**Texte à lire**
Leveaux : "Lacourt ? Je n'ai jamais donné son nom"

Amaury Leveaux - AFP
Sur la décision d’écrire ce livre
« Personne ne m’a forcé à écrire ça. En France, on en a parlé cette année avec la tragédie de Charlie Hebdo, il y a la liberté d’expression. J’ai quand même le droit de dire ce que je veux ! Ça viendrait d’une frustration ? Mais quelle frustration ? A la base, j’avais écrit une bio classique avec deux-trois anecdotes du livre sans les pousser. En relisant le manuscrit, je trouvais qu’il manquait quelque chose. Ce n’était pas punchy, ça faisait bio gnangnan que tu as l’habitude de lire. Ensuite, j’ai rencontré les personnes de grosses sociétés qui m’ont dit que mon image était différente de celle véhiculée dans les médias. Et qui m’ont demandé : ‘‘Et les autres alors ? Ils sont encore mieux que la façon dont on les décrit dans la presse ?’’ Balancer les noms ? Mais c’est déjà fait par les autres ! Par exemple, dans la presse, je vois celui de Camille Lacourt partout. Mais à aucun moment je n’ai donné son nom ! »
Sur sa volonté de venir à Marseille après les JO de Londres
« Pendant les Jeux, j’ai parlé avec Fabien Gilot et je lui ai dit que j’avais envie de venir. J’en avais marre de nager beaucoup de kilomètres et j’avais envie de découvrir la méthode de Romain Barnier, où tu nages moins. Evidemment, je n’aime pas tous les nageurs. Mais c’est réciproque. On a le droit de ne pas aimer quelqu’un ou de ne pas se faire aimer. Mais je n’ai pas appelé pendant toutes les vacances. Mon agent était en contact avec eux mais ce n’était pas moi qui gérais ça. On avait rendez-vous avec Romain Barnier et ses dirigeants le matin d’un match de Toulon où on allait voir Maxime Mermoz. Mon agent n’a pas eu de nouvelles et il a essayé de les relancer car il ne se passait rien. Je ne les ai pas contactés tous les jours. Après, j’ai pris mon mal en patience et j’ai attendu. Mais oui, j’avais envie d’aller là-bas. Le cadre est paisible, c’est une très belle ville et chaque nageur pris individuellement est bien. En petits groupes, ça passe. Mais dès qu’ils sont en meute, tu passes un peu pour une merde. »

**Jeu de données**
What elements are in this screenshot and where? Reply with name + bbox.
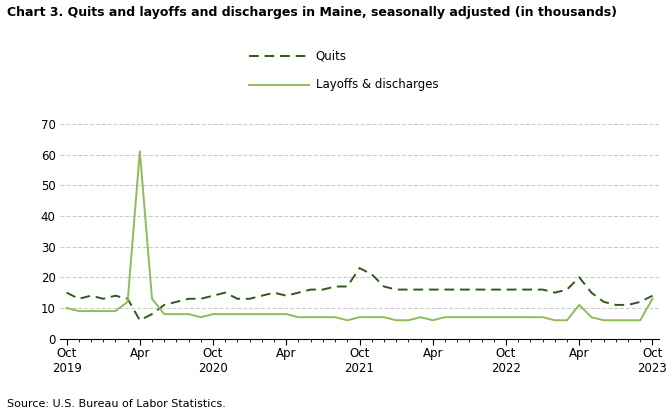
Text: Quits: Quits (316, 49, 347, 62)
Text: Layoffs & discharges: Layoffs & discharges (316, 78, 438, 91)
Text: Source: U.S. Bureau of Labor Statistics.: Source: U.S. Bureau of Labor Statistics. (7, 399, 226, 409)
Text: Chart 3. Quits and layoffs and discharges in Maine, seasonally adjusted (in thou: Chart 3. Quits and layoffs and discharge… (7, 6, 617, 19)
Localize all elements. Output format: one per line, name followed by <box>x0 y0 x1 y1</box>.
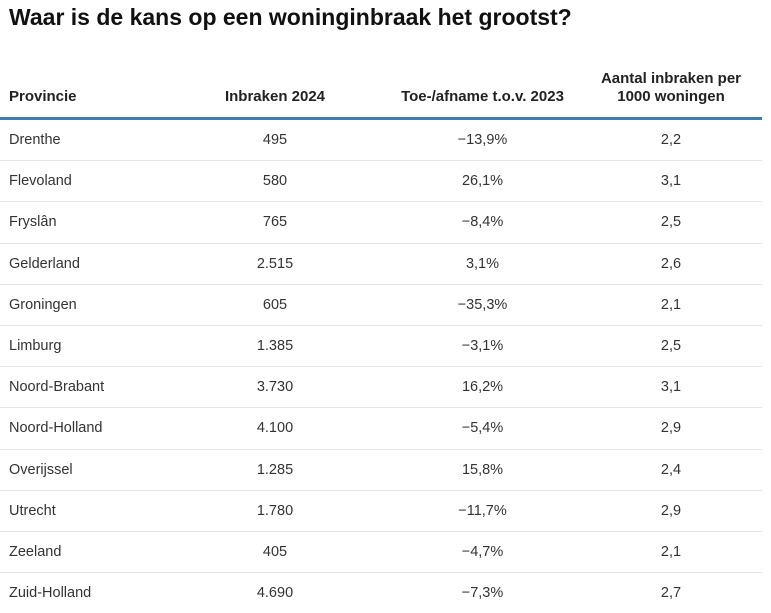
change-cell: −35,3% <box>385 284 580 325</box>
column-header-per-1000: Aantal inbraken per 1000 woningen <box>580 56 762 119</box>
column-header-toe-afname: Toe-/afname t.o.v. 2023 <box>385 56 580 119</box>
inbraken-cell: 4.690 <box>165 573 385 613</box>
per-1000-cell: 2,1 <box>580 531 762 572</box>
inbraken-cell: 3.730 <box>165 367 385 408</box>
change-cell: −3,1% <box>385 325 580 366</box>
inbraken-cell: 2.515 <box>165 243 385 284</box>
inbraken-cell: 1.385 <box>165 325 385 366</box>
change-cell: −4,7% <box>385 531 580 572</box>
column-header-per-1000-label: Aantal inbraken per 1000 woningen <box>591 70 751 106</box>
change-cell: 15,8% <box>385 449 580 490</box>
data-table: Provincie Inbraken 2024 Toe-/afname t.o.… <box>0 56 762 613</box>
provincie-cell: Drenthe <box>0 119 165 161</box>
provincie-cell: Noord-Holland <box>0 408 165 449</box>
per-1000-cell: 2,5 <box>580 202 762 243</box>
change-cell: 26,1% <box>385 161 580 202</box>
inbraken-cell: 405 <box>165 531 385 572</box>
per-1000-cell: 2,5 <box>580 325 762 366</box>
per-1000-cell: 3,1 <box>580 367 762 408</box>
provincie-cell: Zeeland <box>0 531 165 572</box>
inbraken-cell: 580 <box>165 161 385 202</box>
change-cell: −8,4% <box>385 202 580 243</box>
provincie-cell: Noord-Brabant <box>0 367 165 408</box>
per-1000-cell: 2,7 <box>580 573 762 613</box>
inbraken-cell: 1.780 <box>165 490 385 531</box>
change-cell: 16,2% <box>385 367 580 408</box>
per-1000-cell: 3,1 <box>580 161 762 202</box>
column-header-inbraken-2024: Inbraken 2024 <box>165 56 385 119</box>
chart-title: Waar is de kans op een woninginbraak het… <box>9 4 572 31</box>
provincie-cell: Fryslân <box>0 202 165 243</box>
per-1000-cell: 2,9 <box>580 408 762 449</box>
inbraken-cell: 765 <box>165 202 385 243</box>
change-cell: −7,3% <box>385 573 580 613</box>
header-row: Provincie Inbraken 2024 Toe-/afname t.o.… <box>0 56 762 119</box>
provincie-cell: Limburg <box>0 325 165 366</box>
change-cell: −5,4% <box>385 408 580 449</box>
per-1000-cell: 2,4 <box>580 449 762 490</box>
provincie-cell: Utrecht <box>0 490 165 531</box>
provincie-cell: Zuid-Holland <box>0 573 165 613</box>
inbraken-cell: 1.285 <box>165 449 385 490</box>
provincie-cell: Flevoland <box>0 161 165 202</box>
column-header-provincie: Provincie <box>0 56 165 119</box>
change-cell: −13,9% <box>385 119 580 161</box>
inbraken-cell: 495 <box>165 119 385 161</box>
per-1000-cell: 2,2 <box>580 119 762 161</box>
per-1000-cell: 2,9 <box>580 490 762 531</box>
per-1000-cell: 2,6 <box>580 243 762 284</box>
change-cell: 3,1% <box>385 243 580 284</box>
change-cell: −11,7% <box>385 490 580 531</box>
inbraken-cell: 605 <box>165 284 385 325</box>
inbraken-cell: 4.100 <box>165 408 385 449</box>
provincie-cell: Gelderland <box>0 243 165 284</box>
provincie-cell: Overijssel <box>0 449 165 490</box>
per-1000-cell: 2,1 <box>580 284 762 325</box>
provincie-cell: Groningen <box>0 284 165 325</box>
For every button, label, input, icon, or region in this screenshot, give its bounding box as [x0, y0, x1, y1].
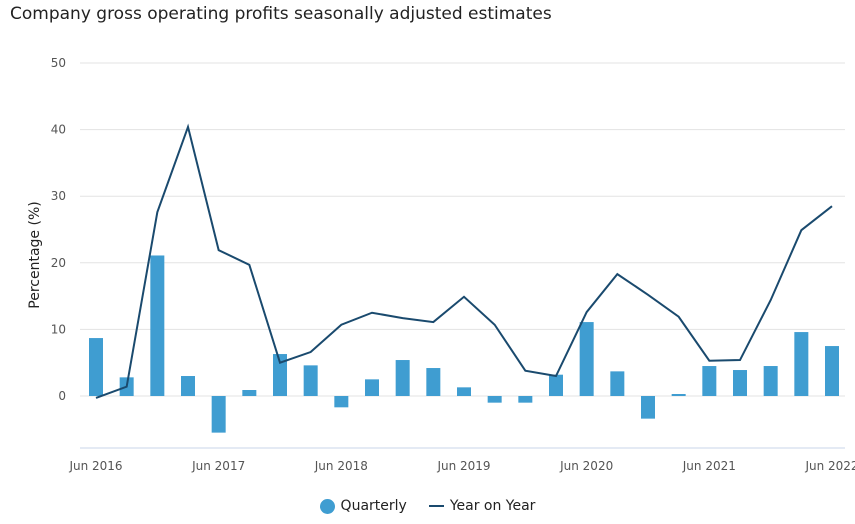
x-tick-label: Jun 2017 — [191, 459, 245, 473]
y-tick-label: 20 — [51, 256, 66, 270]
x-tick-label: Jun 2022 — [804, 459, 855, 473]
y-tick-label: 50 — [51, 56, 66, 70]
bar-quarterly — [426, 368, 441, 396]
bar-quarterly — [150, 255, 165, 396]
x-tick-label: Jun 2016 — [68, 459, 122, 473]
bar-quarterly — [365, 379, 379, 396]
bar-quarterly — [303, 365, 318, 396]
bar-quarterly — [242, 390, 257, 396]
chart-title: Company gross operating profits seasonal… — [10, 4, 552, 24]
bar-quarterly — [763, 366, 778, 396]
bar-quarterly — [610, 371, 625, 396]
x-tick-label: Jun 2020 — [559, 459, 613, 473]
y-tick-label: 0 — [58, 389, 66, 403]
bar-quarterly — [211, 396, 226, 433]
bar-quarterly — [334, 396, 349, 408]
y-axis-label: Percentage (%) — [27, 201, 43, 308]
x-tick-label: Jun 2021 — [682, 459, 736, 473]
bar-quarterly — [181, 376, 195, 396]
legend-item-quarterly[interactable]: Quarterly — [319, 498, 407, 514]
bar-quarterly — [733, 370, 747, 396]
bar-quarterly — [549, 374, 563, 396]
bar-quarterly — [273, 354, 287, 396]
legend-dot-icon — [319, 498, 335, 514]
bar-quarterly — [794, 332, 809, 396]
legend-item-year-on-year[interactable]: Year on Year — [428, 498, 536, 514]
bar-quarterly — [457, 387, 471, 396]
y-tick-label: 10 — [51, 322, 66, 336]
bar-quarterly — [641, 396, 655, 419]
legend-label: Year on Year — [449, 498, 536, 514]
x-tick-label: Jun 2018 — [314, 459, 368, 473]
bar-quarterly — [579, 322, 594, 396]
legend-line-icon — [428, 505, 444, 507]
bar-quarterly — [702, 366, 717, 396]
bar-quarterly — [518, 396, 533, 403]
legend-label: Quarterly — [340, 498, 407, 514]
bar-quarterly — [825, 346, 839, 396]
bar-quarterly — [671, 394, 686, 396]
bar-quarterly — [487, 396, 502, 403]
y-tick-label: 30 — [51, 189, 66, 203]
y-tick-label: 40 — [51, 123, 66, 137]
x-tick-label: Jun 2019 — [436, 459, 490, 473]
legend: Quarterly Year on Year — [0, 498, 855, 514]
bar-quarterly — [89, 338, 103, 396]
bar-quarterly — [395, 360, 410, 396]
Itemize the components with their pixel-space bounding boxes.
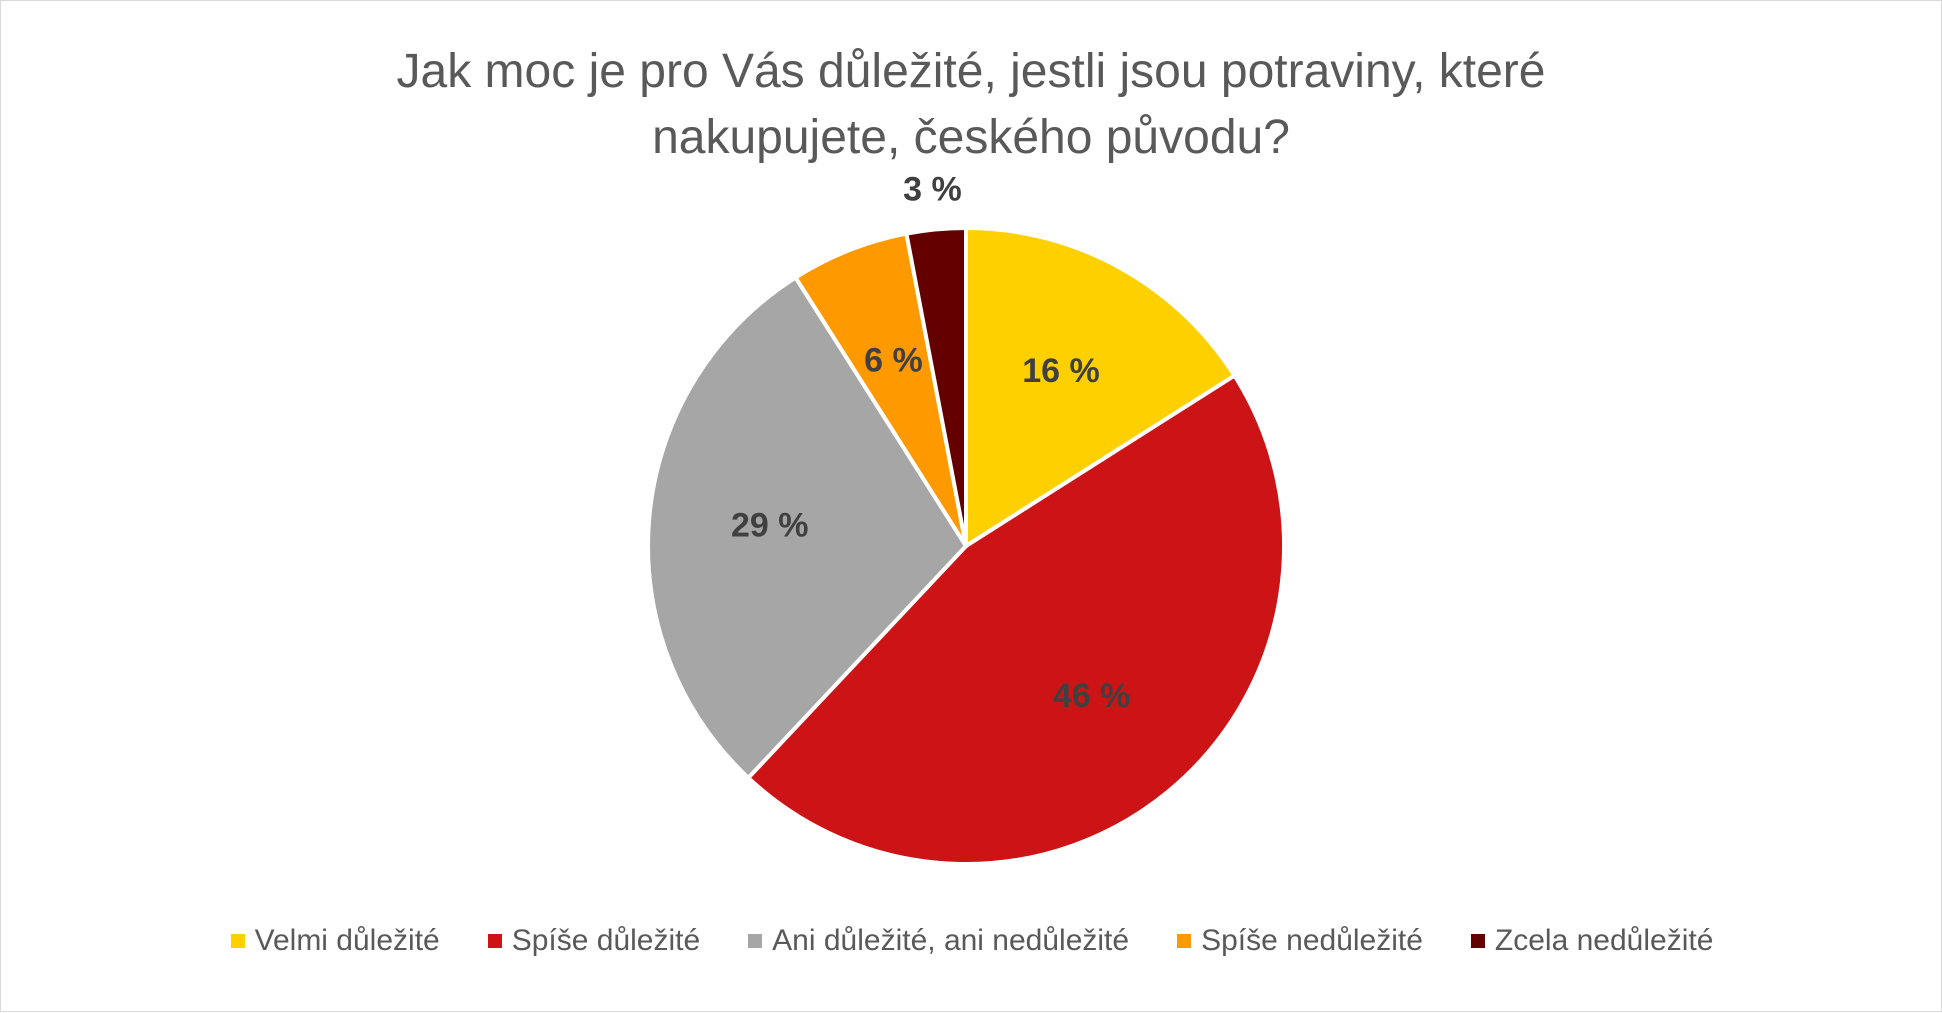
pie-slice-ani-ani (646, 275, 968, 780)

**Exercices à faire**
1. Dans l'entretien avec Amaury Leveaux, avec quel nageur a-t-il parlé de son envie de venir à Marseille pendant les Jeux ?
2. Poursuivez l'entretien avec Amaury Leveaux en reprenant juste après sa dernière phrase.
Les items proviennent d'une autre source.

**Corrigé des exercices**
1. Avec Fabien Gilot.

2.
Sur les nageurs marseillais
« Ces nageurs, je l’ai dit à beaucoup de monde, tu les prends un par un, ce sont les plus adorables du monde. Tu rigoles avec eux et tu peux parler de tout. Dès qu’ils sont en meute, un peu à la manière des loups, ils méprisent tout le monde. Ça devient dingue. Le truc de la belle image, ça rend fou. J’ai entendu : ‘‘Il est aigri, le mec n’a pas un cinquième du palmarès de truc’’. Mais je m’en fous du palmarès. Qu’est-ce que je gagne à être aigri ? J’ai vécu mon histoire, j’ai fait plein de podiums individuels ou avec eux. Souvent avec eux ? Oui. On se doit tous des trucs qu’on a faits ensemble. »
Sur la réaction de Lucien Gastaldello, vice-président honoraire de la FFN
« La personne qui parle n’a pas lu le livre mais cinq phrases sorties dans le JDD qui ont permis aux médias de faire leur sauce. Je ne connais pas cette personne. Je ne l’ai jamais vu. Ils m’ont fait un prêt ? Mais un prêt de quoi ? J’ai découvert ça tout à l’heure. Il dit que je crache dans la soupe et que je mords la main qui m’a nourri. Mais ce n’est pas lui qui était tous les matins dans l’eau, qui se levait à six heures tous les jours pour nager… Des avis de tiers détenteur ? Que la Fédération française de natation me fasse un mail ou m’envoie un courrier. Est-ce que je dois de l’argent à la Fédération ? Non. Moi, quand je paye pour quelqu’un, je lui dis que je l’ai fait et je le contacte après. Enfin, je ne sais pas… »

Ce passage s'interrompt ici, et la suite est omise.